======== Dataset extract ========
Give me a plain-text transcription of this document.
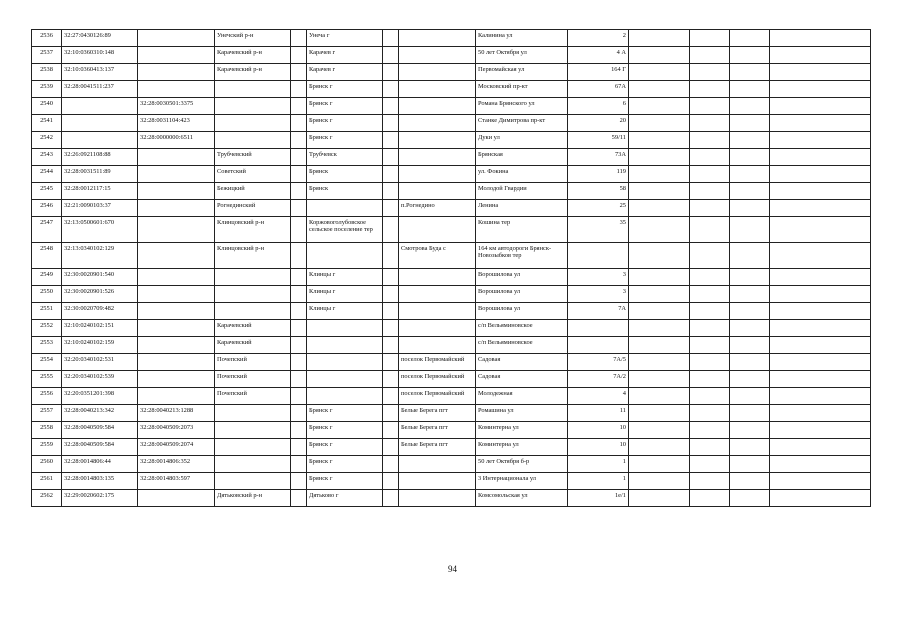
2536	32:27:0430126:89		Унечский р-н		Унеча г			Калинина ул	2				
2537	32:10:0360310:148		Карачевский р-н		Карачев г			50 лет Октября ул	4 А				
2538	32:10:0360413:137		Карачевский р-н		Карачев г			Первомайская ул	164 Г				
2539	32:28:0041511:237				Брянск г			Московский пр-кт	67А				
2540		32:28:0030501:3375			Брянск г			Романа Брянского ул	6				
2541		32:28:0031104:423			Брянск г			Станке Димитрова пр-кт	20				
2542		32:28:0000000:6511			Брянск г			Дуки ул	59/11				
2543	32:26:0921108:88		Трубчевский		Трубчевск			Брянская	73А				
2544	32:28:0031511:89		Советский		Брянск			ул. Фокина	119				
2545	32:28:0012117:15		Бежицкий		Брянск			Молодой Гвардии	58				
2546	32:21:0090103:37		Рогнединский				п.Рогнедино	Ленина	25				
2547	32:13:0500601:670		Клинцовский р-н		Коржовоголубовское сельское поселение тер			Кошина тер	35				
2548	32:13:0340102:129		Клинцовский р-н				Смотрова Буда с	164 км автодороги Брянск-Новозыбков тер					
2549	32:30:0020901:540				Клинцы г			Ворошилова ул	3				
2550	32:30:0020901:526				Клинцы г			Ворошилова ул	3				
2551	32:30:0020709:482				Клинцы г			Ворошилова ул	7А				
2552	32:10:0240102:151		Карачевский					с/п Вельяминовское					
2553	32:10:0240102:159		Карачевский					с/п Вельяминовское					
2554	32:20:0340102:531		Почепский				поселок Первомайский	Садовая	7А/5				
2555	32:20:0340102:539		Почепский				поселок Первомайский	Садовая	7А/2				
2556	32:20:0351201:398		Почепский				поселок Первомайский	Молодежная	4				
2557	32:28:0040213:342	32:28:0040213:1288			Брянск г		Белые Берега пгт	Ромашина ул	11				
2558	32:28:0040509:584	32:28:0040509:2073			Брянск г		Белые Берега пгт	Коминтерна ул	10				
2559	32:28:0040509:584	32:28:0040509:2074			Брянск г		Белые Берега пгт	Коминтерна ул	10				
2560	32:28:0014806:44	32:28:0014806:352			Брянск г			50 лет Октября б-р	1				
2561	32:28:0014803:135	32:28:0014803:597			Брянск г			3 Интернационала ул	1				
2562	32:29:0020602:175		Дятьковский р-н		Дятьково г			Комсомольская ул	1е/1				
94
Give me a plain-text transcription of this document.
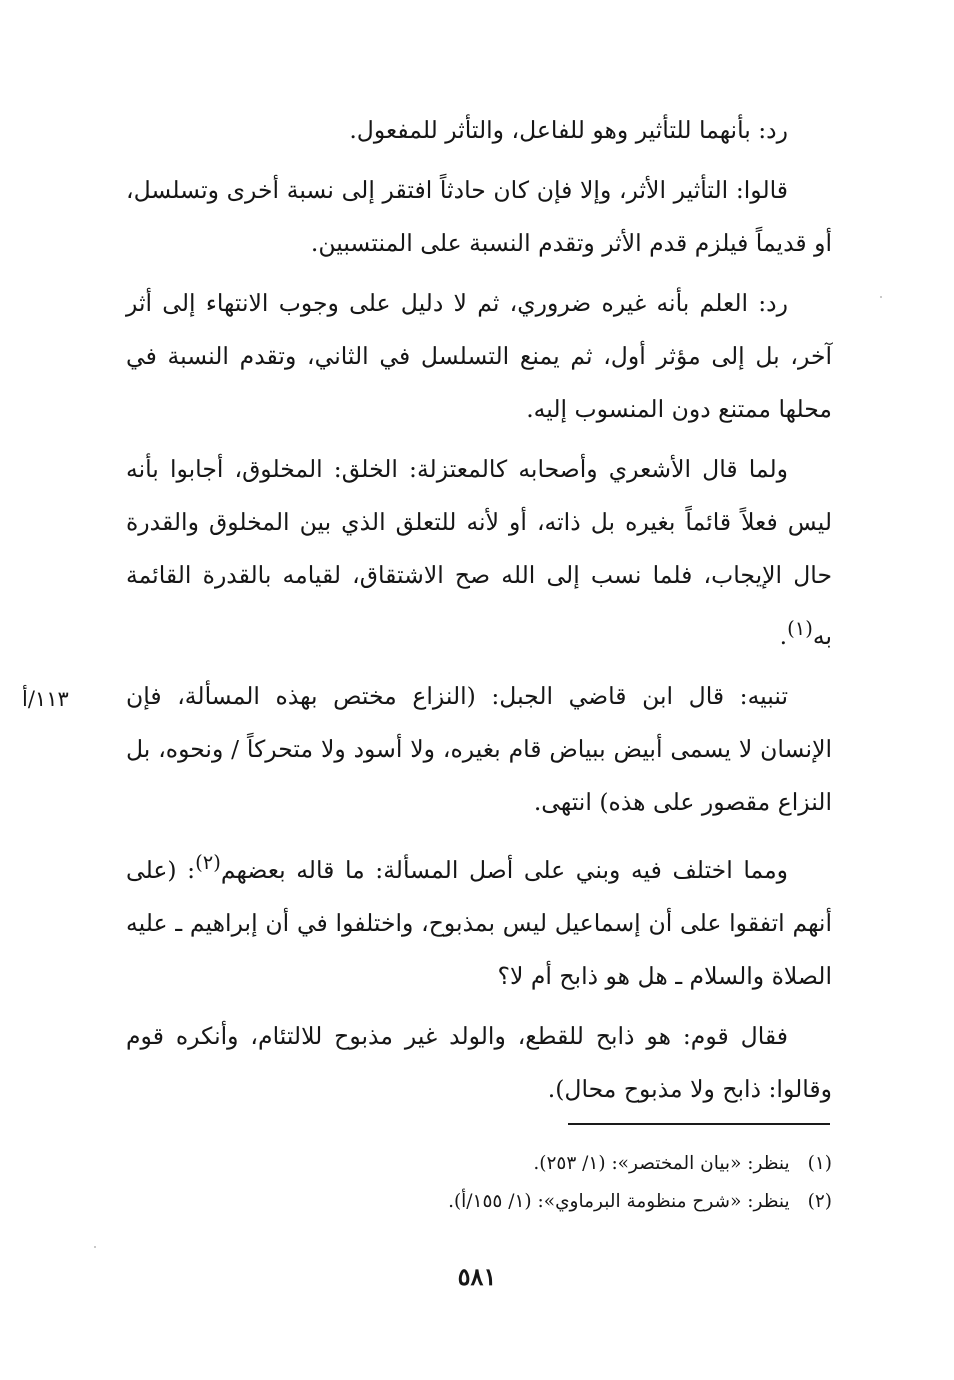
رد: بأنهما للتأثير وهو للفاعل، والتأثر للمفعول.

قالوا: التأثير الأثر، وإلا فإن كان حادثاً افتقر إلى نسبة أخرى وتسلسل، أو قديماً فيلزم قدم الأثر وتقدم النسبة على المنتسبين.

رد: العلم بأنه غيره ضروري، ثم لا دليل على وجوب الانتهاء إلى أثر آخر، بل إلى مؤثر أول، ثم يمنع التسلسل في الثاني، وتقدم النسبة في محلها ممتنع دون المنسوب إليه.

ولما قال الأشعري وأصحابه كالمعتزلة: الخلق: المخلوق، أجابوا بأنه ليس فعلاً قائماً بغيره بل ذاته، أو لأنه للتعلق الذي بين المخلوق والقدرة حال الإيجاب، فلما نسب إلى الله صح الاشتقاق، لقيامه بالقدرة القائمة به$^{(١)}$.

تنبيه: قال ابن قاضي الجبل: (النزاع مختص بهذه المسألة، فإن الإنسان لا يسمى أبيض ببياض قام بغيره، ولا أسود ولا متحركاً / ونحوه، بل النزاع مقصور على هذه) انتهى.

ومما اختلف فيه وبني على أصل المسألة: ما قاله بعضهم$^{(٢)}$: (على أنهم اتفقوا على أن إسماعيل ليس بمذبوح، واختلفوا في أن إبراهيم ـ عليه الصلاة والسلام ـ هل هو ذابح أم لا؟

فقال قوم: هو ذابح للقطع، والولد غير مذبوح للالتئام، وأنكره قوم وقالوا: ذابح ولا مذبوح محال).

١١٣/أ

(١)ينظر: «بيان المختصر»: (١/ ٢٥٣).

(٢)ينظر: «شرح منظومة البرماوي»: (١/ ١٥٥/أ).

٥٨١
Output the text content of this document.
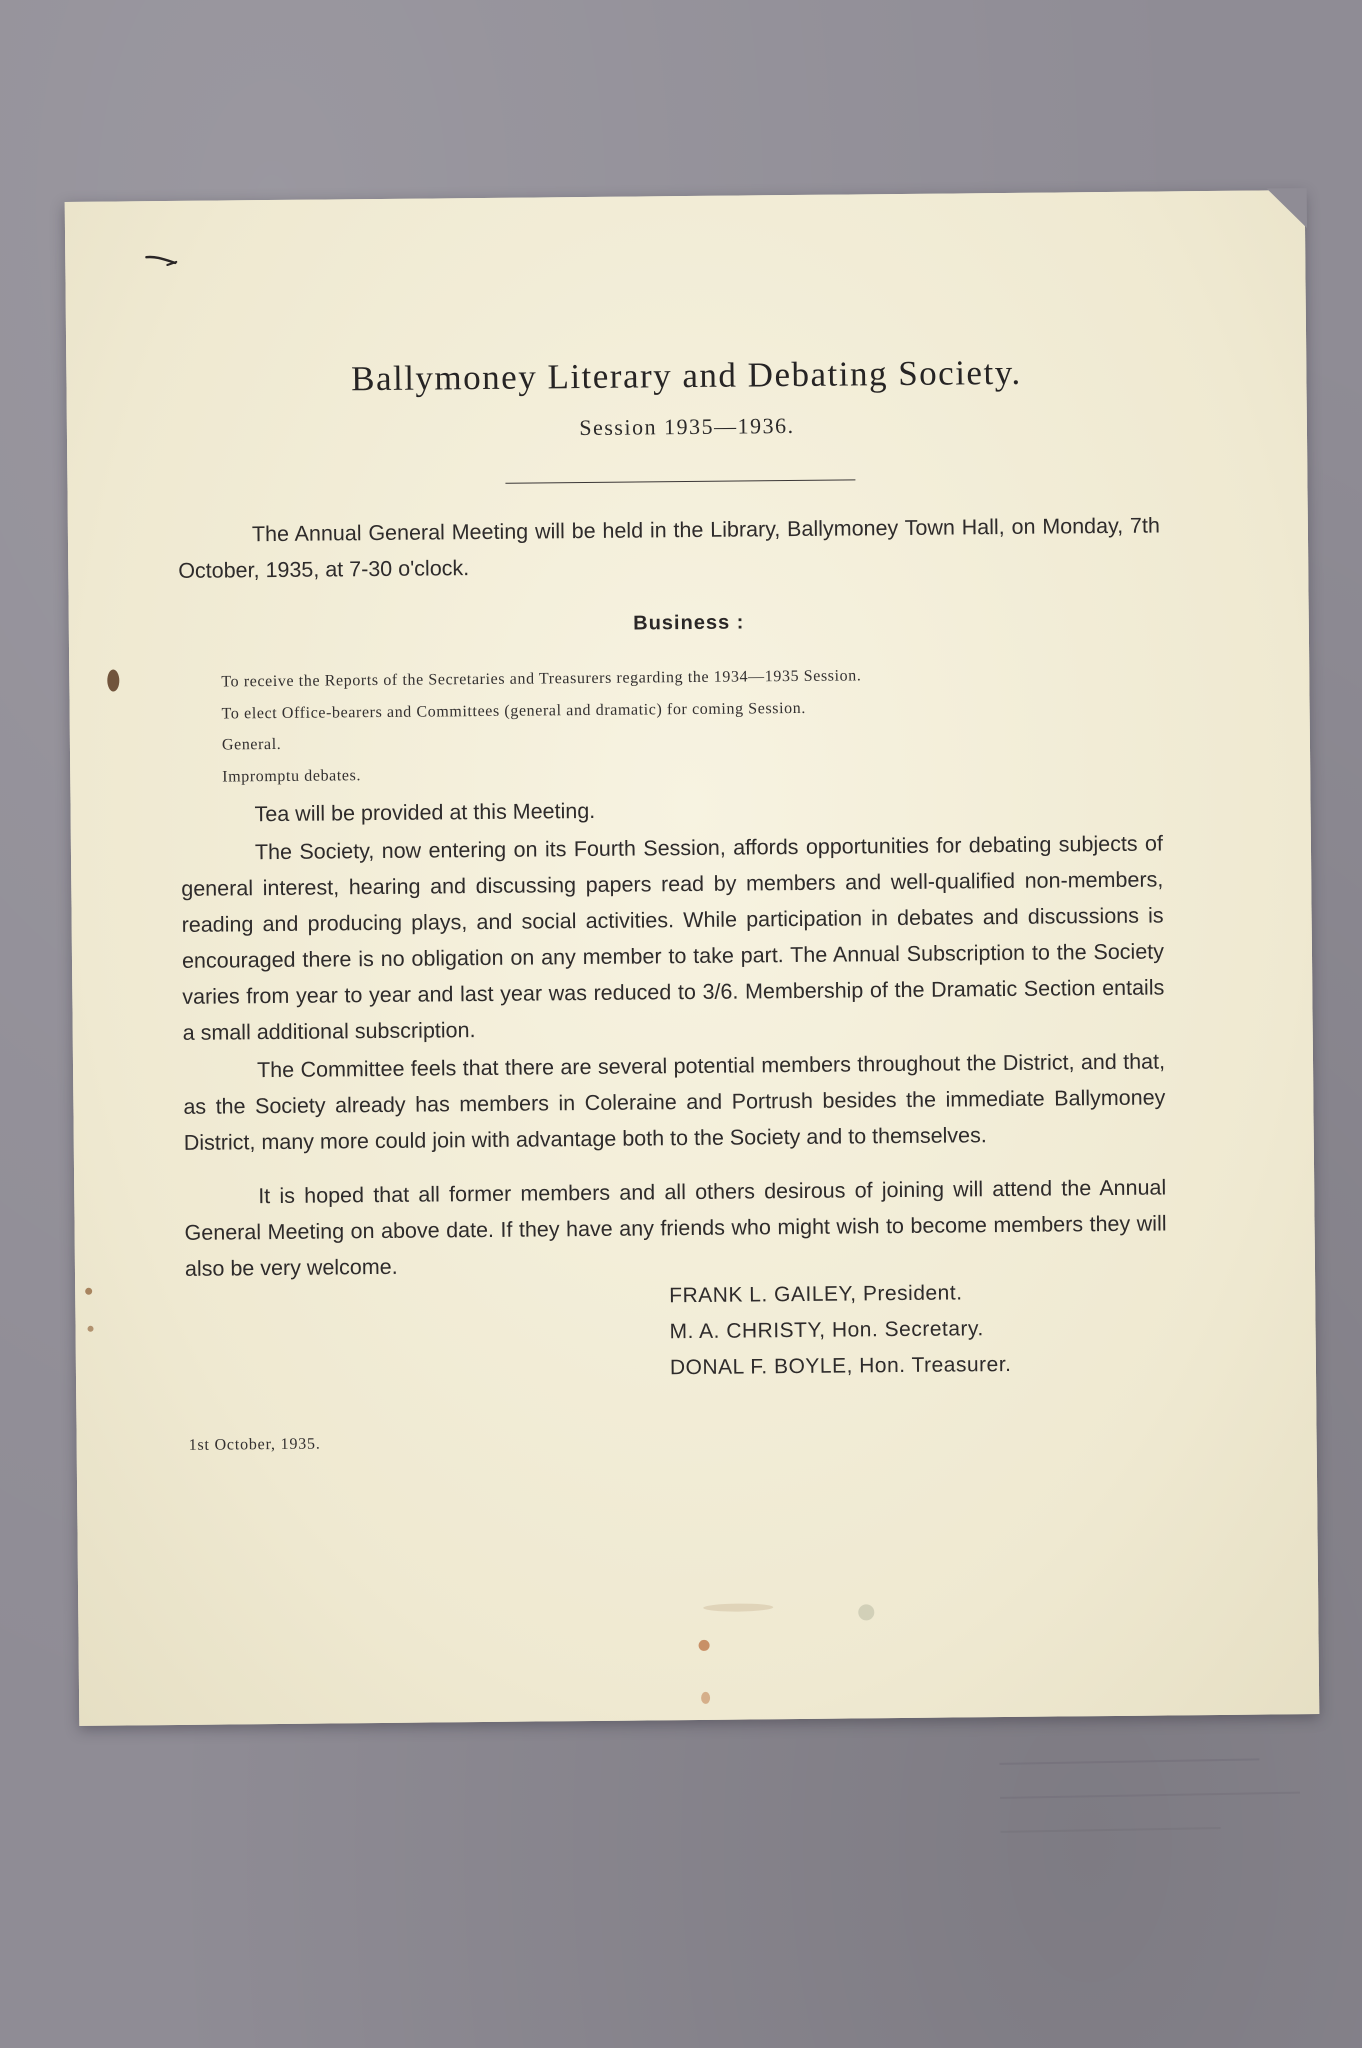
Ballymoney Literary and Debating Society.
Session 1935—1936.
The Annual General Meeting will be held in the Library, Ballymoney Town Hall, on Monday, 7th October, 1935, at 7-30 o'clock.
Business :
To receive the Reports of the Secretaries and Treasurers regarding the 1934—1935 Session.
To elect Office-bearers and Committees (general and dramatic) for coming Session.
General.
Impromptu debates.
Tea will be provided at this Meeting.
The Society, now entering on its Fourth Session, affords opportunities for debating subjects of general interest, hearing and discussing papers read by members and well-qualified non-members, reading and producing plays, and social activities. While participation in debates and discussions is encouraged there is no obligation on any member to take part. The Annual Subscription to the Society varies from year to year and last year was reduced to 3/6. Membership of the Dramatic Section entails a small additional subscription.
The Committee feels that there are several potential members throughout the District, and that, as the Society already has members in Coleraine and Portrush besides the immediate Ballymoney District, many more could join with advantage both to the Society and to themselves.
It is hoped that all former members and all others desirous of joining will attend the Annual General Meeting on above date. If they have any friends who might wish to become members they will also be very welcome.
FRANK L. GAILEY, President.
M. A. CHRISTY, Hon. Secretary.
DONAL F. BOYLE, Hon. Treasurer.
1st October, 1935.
========
Pull out every line of the records above that contains the word "Коминтерна".

■ **The result**:
2558	32:28:0040509:584	32:28:0040509:2073			Брянск г		Белые Берега пгт	Коминтерна ул	10				
2559	32:28:0040509:584	32:28:0040509:2074			Брянск г		Белые Берега пгт	Коминтерна ул	10				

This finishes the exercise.